** INSTRUCTIONS TO FOLLOW **
Your answer should be a single number: the count of lines holding the word "name".

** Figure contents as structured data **
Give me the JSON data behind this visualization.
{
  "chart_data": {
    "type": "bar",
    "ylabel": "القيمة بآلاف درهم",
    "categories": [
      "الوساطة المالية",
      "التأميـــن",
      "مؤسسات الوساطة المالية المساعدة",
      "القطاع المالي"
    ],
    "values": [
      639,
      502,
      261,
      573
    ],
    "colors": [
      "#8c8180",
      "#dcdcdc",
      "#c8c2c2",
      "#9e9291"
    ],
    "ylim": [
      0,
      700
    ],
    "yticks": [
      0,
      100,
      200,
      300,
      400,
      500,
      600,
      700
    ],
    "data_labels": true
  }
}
==
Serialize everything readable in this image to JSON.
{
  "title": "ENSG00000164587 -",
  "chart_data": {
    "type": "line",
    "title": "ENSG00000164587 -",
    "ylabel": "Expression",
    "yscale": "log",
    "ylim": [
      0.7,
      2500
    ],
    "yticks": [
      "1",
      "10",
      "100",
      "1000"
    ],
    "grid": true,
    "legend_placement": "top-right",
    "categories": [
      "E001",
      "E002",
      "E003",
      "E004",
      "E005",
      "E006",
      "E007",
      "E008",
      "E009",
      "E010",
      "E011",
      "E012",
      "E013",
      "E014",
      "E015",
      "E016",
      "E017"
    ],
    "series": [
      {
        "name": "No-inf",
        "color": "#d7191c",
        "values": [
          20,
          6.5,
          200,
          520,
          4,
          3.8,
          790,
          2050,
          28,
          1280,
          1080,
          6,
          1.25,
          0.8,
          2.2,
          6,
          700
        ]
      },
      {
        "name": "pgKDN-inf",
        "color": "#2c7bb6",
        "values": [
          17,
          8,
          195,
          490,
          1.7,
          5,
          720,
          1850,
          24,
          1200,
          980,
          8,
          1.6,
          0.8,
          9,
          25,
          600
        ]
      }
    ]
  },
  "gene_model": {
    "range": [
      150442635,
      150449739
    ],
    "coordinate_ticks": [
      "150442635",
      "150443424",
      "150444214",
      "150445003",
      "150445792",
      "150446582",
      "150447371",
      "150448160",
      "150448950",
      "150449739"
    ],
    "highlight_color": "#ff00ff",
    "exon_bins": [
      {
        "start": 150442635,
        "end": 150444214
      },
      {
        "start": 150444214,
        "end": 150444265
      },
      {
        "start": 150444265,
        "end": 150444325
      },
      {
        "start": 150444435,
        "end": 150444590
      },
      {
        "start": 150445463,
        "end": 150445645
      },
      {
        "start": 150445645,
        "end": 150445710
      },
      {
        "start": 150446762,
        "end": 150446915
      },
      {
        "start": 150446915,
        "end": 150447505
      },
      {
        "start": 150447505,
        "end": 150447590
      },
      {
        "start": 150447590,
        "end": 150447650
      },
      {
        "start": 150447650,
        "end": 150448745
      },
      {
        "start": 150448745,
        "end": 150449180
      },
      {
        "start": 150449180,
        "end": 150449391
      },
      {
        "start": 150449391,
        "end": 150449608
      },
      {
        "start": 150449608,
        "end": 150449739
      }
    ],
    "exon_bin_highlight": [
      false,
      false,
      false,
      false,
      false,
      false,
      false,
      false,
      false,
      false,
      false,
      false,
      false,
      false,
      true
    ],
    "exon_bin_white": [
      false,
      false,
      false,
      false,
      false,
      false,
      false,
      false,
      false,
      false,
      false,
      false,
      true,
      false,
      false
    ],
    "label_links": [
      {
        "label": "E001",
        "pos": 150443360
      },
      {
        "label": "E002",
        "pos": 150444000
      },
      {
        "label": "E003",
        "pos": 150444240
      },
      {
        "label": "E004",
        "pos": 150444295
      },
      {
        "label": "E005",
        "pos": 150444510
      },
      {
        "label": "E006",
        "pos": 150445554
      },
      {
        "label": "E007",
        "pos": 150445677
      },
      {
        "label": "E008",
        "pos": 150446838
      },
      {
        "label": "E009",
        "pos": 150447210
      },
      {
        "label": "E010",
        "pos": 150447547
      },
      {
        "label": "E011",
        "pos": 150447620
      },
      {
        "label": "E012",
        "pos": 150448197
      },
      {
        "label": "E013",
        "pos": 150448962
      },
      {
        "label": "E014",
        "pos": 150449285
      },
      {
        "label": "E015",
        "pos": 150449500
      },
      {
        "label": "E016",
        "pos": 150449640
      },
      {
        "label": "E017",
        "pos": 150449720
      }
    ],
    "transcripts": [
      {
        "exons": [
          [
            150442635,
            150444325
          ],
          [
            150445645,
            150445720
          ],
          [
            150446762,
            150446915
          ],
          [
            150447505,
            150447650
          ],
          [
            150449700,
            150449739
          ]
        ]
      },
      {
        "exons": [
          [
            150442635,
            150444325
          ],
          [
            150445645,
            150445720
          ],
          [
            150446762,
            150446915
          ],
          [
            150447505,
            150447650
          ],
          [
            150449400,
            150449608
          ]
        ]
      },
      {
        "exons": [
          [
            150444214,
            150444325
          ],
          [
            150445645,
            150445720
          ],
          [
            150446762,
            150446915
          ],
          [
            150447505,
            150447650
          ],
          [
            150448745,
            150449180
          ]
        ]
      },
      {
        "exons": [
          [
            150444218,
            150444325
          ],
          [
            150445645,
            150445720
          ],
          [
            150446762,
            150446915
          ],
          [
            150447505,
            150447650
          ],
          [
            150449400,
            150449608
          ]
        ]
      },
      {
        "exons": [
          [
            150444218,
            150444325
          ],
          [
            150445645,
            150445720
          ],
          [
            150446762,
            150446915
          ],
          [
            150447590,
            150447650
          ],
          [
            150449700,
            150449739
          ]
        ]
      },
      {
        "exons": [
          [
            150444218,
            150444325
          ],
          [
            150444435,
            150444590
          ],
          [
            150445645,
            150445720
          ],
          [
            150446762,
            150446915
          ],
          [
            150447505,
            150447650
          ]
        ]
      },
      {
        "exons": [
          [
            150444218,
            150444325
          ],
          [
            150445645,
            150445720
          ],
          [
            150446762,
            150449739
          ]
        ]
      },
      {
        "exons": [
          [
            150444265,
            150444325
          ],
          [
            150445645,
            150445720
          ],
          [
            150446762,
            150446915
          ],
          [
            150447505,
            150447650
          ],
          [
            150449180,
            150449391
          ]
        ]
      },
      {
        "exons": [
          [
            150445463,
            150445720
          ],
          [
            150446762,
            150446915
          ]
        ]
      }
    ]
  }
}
--
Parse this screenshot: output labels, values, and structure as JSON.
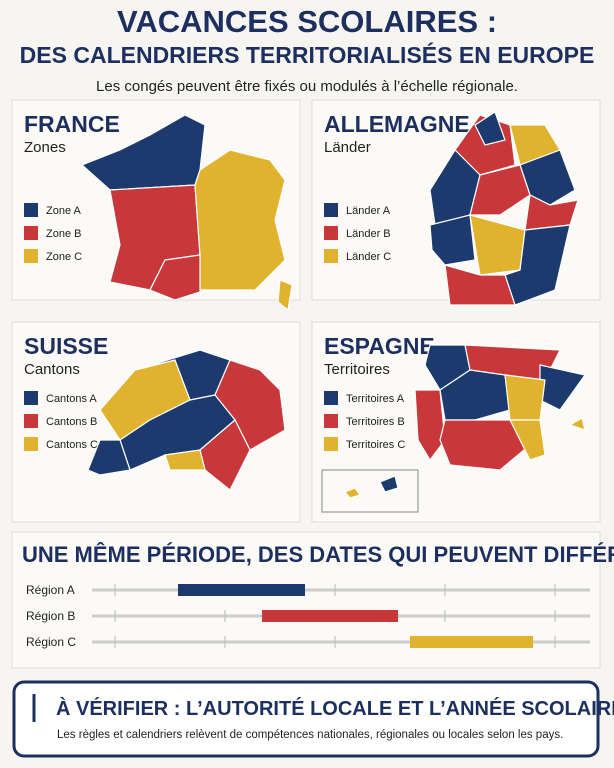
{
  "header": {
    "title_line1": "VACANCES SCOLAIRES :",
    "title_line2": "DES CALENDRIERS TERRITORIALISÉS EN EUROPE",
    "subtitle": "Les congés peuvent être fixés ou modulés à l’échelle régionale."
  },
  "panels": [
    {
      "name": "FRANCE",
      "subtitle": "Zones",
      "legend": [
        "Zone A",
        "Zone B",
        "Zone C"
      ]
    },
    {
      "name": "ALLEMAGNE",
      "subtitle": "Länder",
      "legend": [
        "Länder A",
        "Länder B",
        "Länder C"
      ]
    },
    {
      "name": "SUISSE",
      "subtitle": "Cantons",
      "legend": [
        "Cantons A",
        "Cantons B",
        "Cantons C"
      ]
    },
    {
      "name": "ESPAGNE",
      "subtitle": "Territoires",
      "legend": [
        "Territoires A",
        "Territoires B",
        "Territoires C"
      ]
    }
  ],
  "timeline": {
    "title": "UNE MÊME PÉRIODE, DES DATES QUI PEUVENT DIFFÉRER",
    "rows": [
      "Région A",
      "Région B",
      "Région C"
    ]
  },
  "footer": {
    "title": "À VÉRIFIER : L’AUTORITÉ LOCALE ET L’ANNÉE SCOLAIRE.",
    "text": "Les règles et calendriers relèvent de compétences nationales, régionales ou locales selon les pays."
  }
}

** ANSWER TO THE PROBLEM **
6